WORK INSTRUCTIONS —
Give the number of lines in the data that hold the string "Seats". Nothing else is needed.

>> Begin

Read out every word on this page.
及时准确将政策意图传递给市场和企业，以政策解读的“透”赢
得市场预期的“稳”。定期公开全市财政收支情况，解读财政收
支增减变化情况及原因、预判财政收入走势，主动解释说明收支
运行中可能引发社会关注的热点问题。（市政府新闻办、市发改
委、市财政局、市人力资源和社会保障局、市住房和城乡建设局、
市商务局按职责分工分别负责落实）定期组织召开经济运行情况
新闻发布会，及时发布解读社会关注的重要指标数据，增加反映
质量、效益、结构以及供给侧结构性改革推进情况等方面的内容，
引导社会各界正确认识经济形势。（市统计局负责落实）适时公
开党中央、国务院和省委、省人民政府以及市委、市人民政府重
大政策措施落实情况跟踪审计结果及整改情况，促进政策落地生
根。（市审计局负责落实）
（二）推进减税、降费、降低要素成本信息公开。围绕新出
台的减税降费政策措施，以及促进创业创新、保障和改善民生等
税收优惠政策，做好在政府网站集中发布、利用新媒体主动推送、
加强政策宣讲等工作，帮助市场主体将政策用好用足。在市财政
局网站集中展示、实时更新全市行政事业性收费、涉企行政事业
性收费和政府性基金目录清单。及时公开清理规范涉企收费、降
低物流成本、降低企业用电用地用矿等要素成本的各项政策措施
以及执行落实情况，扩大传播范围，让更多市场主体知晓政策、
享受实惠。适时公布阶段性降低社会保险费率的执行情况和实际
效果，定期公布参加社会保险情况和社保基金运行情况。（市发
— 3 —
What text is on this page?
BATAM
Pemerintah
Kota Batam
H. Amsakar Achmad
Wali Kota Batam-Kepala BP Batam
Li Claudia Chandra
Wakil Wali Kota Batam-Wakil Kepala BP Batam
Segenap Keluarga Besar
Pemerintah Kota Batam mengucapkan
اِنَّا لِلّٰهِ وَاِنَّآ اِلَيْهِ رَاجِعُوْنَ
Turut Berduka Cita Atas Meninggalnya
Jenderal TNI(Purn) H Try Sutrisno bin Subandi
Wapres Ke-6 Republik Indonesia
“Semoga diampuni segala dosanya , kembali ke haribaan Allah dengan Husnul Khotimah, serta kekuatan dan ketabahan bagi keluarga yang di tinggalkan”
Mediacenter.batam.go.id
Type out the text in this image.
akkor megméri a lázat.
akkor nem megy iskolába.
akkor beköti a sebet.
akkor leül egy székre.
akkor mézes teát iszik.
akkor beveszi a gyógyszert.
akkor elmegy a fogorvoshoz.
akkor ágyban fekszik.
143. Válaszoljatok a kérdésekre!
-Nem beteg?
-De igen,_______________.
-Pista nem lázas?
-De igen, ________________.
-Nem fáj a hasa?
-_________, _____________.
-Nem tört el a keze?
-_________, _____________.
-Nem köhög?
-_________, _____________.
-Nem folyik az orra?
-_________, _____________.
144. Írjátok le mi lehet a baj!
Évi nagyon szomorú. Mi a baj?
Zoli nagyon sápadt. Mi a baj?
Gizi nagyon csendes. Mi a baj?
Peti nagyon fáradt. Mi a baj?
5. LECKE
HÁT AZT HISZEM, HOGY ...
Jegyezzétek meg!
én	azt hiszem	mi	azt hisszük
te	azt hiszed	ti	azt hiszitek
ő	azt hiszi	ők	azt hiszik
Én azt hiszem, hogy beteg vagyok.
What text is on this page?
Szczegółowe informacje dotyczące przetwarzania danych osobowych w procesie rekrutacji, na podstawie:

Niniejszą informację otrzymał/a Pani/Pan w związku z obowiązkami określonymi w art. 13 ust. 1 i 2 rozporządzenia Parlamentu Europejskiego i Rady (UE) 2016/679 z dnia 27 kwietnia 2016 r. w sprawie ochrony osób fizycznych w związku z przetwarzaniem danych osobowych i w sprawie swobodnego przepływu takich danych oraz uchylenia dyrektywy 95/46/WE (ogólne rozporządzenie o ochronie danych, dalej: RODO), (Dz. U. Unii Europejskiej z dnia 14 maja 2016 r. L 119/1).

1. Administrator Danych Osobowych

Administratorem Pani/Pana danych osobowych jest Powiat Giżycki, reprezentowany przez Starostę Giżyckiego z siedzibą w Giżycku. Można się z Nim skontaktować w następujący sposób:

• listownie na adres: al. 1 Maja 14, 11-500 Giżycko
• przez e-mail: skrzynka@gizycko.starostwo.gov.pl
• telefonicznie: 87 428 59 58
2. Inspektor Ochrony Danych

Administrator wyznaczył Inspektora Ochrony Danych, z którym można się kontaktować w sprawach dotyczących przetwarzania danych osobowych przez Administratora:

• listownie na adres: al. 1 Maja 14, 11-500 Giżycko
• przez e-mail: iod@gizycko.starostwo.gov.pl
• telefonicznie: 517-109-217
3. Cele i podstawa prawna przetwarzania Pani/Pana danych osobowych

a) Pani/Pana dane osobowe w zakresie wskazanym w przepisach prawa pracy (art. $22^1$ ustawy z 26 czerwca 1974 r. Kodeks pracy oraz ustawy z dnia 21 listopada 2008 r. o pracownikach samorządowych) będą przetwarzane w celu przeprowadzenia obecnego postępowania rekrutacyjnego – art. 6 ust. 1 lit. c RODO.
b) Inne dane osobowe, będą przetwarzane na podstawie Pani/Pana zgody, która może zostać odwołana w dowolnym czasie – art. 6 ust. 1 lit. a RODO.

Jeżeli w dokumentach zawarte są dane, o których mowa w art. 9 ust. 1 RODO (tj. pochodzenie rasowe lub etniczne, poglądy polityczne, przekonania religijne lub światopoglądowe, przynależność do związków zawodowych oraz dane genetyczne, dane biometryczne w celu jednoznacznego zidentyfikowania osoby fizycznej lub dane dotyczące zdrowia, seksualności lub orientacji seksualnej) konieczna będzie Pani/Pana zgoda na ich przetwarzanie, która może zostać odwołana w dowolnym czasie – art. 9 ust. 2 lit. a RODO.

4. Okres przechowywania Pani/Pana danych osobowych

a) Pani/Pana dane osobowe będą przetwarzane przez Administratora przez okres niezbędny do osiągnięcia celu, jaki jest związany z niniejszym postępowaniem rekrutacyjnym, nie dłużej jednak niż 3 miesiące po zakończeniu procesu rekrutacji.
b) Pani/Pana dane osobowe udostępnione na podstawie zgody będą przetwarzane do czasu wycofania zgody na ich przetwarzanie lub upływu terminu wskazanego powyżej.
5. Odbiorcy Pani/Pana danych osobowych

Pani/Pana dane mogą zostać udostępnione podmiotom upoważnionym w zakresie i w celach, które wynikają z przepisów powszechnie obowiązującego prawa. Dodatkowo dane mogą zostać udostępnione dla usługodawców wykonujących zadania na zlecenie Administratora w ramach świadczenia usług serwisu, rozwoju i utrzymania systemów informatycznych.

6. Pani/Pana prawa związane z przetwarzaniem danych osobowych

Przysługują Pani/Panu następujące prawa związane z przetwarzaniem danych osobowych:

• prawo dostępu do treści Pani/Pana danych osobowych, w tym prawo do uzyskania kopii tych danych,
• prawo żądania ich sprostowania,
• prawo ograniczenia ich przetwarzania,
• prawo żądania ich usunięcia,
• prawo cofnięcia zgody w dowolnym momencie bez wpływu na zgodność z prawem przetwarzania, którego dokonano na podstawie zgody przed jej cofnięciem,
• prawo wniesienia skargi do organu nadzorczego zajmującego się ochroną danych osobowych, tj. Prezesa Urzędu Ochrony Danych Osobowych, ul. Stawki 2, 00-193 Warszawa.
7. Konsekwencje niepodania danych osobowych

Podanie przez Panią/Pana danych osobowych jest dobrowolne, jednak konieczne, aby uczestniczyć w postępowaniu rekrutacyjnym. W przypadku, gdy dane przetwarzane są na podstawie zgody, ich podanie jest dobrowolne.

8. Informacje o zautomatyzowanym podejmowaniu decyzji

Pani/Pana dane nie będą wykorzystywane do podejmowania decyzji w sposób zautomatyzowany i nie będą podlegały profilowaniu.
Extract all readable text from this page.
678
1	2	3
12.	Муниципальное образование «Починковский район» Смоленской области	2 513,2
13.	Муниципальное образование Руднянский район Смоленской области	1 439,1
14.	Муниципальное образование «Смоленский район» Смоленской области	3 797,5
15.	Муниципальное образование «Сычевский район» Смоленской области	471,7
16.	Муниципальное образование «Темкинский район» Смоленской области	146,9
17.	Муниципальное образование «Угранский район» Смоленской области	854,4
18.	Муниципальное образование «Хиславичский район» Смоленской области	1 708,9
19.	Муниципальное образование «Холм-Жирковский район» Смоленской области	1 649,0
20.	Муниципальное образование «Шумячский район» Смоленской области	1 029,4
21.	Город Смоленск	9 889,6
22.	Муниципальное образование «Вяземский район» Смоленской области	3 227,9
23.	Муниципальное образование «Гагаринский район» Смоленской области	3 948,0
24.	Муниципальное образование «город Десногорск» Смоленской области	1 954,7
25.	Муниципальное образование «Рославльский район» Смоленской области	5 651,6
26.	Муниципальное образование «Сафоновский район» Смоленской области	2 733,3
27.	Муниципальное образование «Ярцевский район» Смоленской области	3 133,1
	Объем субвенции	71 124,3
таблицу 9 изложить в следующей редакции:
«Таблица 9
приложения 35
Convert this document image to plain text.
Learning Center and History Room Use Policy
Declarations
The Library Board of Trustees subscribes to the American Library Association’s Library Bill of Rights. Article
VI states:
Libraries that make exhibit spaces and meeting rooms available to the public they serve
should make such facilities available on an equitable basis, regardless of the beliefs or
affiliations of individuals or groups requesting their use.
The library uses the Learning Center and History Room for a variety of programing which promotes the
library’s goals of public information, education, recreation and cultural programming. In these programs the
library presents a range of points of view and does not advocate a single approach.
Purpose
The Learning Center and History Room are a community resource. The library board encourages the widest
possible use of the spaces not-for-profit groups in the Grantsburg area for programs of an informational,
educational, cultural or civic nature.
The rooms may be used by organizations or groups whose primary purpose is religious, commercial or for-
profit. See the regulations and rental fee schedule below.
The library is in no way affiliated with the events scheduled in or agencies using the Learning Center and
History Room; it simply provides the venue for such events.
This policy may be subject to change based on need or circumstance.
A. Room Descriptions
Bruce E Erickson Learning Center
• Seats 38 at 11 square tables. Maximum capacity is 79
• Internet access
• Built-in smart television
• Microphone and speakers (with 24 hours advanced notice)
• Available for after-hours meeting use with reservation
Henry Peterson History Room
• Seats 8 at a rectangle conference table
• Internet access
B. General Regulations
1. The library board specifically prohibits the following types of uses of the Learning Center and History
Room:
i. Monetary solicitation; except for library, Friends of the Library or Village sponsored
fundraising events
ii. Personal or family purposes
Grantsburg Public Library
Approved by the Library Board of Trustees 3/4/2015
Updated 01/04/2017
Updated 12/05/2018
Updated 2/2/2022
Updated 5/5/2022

>> End

TASK ANSWER —
2